Written exercise = Copy out the listing exactly.

##############################

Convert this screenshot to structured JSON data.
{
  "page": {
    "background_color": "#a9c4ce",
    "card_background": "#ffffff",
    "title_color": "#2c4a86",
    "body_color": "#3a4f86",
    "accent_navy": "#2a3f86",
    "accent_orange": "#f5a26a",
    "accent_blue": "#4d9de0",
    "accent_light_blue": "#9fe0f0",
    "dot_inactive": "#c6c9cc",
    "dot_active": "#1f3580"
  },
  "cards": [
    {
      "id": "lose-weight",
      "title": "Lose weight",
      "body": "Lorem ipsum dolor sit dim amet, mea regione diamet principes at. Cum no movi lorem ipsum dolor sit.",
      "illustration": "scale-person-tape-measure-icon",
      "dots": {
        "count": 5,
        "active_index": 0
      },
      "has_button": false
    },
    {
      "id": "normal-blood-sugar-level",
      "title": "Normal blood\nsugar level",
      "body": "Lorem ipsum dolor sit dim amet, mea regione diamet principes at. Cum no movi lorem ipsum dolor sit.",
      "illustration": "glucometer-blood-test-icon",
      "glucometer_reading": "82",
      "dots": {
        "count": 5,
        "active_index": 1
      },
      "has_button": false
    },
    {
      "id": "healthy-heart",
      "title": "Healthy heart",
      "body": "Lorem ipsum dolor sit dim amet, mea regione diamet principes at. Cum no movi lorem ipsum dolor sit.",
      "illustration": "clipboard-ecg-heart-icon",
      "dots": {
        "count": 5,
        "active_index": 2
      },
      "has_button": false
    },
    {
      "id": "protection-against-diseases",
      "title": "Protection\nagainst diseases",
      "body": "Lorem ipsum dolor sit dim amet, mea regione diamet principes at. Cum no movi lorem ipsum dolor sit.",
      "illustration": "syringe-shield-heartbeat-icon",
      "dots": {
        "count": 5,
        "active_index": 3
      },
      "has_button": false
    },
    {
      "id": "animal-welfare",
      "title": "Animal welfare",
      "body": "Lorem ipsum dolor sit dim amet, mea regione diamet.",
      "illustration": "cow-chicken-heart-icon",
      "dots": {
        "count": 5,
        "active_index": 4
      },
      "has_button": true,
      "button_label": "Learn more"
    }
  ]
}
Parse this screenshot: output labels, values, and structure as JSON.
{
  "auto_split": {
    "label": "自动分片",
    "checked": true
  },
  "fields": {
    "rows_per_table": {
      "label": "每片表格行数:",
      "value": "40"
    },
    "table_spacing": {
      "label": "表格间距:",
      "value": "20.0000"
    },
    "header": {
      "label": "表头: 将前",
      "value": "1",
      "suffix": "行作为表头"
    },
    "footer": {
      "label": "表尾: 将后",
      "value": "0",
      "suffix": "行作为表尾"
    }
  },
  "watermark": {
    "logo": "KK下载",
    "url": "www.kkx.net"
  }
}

##############################

Expected output =
Convert this screenshot to structured JSON data.
{
  "page": {
    "background_color": "#a9c4ce",
    "card_background": "#ffffff",
    "title_color": "#2c4a86",
    "body_color": "#3a4f86",
    "accent_navy": "#2a3f86",
    "accent_orange": "#f5a26a",
    "accent_blue": "#4d9de0",
    "accent_light_blue": "#9fe0f0",
    "dot_inactive": "#c6c9cc",
    "dot_active": "#1f3580"
  },
  "cards": [
    {
      "id": "lose-weight",
      "title": "Lose weight",
      "body": "Lorem ipsum dolor sit dim amet, mea regione diamet principes at. Cum no movi lorem ipsum dolor sit.",
      "illustration": "scale-person-tape-measure-icon",
      "dots": {
        "count": 5,
        "active_index": 0
      },
      "has_button": false
    },
    {
      "id": "normal-blood-sugar-level",
      "title": "Normal blood\nsugar level",
      "body": "Lorem ipsum dolor sit dim amet, mea regione diamet principes at. Cum no movi lorem ipsum dolor sit.",
      "illustration": "glucometer-blood-test-icon",
      "glucometer_reading": "82",
      "dots": {
        "count": 5,
        "active_index": 1
      },
      "has_button": false
    },
    {
      "id": "healthy-heart",
      "title": "Healthy heart",
      "body": "Lorem ipsum dolor sit dim amet, mea regione diamet principes at. Cum no movi lorem ipsum dolor sit.",
      "illustration": "clipboard-ecg-heart-icon",
      "dots": {
        "count": 5,
        "active_index": 2
      },
      "has_button": false
    },
    {
      "id": "protection-against-diseases",
      "title": "Protection\nagainst diseases",
      "body": "Lorem ipsum dolor sit dim amet, mea regione diamet principes at. Cum no movi lorem ipsum dolor sit.",
      "illustration": "syringe-shield-heartbeat-icon",
      "dots": {
        "count": 5,
        "active_index": 3
      },
      "has_button": false
    },
    {
      "id": "animal-welfare",
      "title": "Animal welfare",
      "body": "Lorem ipsum dolor sit dim amet, mea regione diamet.",
      "illustration": "cow-chicken-heart-icon",
      "dots": {
        "count": 5,
        "active_index": 4
      },
      "has_button": true,
      "button_label": "Learn more"
    }
  ]
}
Parse this screenshot: output labels, values, and structure as JSON.
{
  "auto_split": {
    "label": "自动分片",
    "checked": true
  },
  "fields": {
    "rows_per_table": {
      "label": "每片表格行数:",
      "value": "40"
    },
    "table_spacing": {
      "label": "表格间距:",
      "value": "20.0000"
    },
    "header": {
      "label": "表头: 将前",
      "value": "1",
      "suffix": "行作为表头"
    },
    "footer": {
      "label": "表尾: 将后",
      "value": "0",
      "suffix": "行作为表尾"
    }
  },
  "watermark": {
    "logo": "KK下载",
    "url": "www.kkx.net"
  }
}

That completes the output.